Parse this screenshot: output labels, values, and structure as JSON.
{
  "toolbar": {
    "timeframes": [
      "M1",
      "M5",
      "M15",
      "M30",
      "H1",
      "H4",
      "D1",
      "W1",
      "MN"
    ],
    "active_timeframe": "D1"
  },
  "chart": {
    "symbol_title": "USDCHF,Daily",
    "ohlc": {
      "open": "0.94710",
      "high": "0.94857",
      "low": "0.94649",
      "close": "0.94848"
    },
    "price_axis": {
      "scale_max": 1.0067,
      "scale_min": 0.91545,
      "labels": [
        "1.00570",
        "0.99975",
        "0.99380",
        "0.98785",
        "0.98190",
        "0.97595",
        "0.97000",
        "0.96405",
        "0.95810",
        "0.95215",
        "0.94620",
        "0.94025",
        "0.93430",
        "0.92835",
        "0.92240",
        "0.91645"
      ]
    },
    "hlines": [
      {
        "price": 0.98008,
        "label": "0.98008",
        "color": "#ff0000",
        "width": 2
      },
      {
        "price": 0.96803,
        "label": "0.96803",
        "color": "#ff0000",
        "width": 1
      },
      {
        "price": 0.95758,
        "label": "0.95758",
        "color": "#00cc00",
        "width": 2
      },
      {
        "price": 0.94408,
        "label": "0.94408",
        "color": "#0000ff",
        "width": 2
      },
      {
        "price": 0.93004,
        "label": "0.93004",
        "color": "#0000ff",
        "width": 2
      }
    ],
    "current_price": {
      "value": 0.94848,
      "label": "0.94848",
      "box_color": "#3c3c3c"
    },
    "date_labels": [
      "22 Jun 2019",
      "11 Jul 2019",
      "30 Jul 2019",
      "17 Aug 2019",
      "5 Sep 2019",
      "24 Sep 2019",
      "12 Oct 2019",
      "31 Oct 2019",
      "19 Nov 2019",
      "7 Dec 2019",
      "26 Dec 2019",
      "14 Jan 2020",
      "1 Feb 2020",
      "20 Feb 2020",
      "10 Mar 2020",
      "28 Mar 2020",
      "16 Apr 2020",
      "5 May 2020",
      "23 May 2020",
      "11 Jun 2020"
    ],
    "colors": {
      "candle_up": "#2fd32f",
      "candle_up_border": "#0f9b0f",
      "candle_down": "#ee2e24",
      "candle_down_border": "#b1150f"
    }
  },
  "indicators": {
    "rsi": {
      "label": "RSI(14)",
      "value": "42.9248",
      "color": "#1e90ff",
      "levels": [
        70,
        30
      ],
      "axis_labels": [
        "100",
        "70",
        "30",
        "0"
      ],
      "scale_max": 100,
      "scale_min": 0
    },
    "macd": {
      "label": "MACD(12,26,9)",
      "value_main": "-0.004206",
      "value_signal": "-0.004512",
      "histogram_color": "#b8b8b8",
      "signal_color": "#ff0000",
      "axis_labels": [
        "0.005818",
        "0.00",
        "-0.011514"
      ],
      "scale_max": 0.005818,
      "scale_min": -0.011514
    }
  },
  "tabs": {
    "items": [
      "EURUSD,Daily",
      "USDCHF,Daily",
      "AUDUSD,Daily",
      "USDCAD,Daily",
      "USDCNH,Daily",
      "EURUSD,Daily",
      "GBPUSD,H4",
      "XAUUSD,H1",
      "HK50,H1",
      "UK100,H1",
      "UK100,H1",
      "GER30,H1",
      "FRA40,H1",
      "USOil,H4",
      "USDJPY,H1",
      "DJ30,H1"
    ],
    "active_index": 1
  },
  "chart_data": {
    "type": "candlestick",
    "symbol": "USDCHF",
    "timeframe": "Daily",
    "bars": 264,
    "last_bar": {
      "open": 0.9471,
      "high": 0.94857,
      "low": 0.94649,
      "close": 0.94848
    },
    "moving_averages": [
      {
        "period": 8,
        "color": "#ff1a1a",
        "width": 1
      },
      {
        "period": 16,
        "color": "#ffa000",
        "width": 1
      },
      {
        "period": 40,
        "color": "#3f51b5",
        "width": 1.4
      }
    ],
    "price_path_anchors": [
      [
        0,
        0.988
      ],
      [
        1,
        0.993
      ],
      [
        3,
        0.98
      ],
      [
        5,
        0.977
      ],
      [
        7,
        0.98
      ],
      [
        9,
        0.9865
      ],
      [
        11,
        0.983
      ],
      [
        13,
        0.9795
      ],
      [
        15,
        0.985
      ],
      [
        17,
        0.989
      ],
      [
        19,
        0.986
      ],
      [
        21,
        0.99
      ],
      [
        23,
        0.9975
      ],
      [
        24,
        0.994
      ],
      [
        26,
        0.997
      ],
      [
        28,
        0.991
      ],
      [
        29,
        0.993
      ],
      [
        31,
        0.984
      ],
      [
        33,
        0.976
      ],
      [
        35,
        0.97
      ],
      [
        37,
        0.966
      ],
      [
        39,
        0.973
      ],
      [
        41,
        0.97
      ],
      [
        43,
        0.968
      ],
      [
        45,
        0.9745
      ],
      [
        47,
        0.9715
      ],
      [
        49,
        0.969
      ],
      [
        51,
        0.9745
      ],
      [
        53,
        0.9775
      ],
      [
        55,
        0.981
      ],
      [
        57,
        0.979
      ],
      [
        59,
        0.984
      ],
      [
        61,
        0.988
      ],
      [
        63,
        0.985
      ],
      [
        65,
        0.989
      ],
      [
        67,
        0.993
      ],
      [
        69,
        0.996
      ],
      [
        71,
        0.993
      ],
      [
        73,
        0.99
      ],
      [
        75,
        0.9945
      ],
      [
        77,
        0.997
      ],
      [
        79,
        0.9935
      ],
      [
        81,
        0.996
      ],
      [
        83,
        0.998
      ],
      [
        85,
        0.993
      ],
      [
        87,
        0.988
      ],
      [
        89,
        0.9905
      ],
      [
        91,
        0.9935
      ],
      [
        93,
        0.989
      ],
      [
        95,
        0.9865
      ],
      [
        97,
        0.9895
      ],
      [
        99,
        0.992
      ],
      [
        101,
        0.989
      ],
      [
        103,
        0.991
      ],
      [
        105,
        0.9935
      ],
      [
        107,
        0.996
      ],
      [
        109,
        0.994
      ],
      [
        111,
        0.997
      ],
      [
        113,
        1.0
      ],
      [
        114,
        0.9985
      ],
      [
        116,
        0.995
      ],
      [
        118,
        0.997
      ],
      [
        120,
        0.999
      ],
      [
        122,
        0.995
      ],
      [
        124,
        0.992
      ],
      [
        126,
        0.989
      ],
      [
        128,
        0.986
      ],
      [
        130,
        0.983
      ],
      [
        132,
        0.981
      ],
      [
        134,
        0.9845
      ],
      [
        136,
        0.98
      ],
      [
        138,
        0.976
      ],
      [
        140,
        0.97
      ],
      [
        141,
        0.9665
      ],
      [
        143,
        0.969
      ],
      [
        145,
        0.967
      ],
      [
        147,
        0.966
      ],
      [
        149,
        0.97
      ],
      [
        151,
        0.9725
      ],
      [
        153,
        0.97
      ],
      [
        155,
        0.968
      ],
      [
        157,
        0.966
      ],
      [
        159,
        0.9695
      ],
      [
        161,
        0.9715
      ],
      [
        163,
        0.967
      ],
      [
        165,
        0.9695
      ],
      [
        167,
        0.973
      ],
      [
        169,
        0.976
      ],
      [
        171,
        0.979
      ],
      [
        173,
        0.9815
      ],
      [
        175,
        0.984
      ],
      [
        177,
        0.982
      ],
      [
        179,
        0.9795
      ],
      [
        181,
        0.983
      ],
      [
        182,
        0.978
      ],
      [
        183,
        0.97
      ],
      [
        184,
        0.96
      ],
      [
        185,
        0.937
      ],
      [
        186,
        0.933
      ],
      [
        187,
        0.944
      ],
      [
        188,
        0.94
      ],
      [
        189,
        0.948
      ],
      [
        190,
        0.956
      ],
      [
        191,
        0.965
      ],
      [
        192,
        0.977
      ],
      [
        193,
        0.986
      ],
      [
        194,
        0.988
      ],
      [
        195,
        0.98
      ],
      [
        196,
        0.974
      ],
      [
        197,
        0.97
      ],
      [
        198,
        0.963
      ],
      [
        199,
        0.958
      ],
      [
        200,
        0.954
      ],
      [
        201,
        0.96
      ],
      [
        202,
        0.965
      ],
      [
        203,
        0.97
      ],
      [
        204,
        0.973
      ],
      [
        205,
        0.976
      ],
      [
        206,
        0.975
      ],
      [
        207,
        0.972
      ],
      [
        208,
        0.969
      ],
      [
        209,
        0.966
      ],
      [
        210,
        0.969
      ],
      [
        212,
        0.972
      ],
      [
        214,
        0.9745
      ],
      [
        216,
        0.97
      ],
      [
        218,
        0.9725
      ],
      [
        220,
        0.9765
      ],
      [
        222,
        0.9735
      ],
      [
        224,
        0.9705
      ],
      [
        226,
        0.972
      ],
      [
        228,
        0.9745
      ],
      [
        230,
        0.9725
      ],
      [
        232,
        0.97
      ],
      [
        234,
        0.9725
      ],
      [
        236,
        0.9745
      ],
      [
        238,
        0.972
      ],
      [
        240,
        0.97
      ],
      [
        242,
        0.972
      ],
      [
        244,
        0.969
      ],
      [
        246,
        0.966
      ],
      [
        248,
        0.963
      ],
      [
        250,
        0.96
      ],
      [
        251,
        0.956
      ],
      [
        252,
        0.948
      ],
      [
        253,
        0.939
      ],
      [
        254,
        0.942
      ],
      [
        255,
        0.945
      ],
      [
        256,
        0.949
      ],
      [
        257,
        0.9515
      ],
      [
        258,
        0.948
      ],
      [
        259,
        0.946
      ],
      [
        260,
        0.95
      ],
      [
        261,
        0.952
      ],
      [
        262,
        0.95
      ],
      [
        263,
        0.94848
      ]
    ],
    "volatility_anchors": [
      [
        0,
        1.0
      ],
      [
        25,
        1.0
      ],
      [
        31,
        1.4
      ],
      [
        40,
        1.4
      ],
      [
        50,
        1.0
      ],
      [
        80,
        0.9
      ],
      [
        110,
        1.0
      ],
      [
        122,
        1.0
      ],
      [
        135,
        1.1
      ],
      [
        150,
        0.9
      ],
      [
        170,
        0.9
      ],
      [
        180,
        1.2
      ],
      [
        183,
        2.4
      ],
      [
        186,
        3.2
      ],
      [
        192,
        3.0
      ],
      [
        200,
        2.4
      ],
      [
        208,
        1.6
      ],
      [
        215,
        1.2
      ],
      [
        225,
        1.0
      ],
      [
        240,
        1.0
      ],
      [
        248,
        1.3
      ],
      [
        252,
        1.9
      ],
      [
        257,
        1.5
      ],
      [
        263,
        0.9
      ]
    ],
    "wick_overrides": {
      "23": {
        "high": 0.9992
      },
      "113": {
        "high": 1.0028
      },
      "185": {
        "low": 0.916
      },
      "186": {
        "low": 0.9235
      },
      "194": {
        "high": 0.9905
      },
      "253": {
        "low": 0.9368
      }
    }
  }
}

=-=-=-=-=

| YOUR GOAL |
Out of the records, collect only those lines that contain the string "Daily".

| THE ANSWER |
    "symbol_title": "USDCHF,Daily",
      "EURUSD,Daily",
      "USDCHF,Daily",
      "AUDUSD,Daily",
      "USDCAD,Daily",
      "USDCNH,Daily",
      "EURUSD,Daily",
    "timeframe": "Daily",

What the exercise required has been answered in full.